--- DATA EXCERPTS ---

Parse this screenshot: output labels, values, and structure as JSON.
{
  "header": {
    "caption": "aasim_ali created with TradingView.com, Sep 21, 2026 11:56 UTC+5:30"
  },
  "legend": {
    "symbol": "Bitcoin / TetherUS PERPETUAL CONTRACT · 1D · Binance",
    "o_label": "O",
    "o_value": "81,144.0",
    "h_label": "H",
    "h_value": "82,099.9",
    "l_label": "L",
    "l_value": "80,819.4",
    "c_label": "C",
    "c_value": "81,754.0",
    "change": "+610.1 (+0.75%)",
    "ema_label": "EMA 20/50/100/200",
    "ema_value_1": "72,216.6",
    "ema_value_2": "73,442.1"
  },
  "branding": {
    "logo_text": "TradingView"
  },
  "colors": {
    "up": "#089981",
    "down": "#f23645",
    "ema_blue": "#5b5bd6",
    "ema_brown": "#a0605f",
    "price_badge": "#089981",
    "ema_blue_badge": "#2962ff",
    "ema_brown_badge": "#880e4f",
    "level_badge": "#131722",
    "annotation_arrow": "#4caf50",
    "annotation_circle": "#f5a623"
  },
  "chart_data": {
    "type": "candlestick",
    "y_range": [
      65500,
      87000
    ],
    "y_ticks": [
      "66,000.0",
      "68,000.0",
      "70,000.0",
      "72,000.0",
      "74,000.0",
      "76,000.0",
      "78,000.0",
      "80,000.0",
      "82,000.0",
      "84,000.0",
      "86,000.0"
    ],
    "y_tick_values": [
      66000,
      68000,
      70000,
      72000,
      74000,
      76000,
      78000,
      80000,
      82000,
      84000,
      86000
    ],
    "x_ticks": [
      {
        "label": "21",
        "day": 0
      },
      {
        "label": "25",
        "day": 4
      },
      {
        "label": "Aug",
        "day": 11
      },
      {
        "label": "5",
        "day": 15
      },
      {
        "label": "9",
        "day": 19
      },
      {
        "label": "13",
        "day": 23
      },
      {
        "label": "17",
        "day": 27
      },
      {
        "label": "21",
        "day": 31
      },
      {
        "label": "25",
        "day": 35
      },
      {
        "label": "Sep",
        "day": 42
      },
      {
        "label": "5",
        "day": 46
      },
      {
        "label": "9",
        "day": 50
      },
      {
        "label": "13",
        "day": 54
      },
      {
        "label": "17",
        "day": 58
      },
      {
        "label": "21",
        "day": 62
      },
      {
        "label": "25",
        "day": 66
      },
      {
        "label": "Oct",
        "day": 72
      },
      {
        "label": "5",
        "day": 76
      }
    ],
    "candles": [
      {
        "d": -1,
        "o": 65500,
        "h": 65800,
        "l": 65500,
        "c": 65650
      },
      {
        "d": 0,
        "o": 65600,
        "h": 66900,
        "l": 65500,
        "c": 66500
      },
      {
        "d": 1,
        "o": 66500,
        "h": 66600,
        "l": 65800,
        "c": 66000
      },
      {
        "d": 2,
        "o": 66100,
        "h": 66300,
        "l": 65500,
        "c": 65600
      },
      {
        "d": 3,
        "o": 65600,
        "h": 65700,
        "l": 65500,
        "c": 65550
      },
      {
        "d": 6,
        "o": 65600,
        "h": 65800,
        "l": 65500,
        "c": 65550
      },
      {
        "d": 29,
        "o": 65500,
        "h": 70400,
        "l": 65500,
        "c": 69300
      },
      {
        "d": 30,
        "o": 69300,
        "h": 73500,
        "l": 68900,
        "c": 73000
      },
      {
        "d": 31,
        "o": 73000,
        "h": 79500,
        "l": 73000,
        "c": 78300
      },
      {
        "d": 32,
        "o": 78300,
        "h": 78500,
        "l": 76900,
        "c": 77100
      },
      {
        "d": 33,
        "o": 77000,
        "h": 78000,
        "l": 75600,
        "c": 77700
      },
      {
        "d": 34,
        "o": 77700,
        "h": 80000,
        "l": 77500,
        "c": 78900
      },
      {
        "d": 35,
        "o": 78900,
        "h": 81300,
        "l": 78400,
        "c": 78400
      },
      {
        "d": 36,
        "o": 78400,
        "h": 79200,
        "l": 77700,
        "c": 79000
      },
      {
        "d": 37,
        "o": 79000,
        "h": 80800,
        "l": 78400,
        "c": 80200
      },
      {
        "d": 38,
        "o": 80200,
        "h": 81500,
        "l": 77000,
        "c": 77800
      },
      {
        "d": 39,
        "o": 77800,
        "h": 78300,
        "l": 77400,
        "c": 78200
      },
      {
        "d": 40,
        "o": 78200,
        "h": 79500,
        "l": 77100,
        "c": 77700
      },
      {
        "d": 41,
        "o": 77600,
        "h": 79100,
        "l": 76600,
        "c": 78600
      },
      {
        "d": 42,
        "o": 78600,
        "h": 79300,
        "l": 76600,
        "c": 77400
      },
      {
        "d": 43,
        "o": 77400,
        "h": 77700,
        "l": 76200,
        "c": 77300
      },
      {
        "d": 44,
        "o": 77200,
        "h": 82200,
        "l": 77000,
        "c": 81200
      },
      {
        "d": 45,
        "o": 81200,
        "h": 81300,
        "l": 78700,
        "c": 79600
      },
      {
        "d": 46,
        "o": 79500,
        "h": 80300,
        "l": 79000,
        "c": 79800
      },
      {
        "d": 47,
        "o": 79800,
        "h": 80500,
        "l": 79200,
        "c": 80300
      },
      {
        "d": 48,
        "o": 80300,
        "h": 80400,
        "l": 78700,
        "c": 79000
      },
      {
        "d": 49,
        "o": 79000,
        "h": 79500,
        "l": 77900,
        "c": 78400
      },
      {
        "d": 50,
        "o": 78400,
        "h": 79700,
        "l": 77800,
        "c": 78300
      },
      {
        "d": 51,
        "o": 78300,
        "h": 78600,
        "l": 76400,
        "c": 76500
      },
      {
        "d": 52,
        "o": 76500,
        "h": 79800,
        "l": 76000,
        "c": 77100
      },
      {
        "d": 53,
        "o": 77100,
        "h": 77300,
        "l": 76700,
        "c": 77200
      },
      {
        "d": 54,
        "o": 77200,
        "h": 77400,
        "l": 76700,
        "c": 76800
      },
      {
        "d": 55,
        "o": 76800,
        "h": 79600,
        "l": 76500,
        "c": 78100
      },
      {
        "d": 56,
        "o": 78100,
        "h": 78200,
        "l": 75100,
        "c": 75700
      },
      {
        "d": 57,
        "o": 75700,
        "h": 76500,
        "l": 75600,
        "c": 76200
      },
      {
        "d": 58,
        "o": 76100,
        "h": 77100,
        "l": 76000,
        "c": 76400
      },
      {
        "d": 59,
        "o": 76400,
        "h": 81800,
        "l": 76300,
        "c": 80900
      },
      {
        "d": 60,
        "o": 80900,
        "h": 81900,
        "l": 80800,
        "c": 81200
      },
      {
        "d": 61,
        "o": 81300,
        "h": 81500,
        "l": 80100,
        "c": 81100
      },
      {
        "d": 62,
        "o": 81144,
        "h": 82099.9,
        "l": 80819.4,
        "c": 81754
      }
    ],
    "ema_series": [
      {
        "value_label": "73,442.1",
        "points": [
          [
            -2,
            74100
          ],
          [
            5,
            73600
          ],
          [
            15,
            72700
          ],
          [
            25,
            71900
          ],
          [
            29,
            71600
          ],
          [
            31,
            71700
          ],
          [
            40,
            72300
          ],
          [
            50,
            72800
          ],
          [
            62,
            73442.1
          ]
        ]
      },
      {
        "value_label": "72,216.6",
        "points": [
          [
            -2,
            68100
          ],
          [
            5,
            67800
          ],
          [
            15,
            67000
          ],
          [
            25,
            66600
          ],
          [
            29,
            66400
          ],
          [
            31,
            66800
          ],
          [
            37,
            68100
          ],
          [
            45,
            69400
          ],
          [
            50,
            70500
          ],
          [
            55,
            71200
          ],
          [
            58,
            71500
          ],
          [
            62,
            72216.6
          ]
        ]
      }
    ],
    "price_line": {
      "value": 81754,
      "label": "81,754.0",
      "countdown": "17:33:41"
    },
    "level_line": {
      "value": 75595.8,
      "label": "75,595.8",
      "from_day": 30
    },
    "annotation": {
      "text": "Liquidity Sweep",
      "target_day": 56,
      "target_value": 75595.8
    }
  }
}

---

◆ **WHAT IS ASKED**
Make a copy of each line that contains the string "TradingView".

◆ **FINAL ANSWER**
    "caption": "aasim_ali created with TradingView.com, Sep 21, 2026 11:56 UTC+5:30"
    "logo_text": "TradingView"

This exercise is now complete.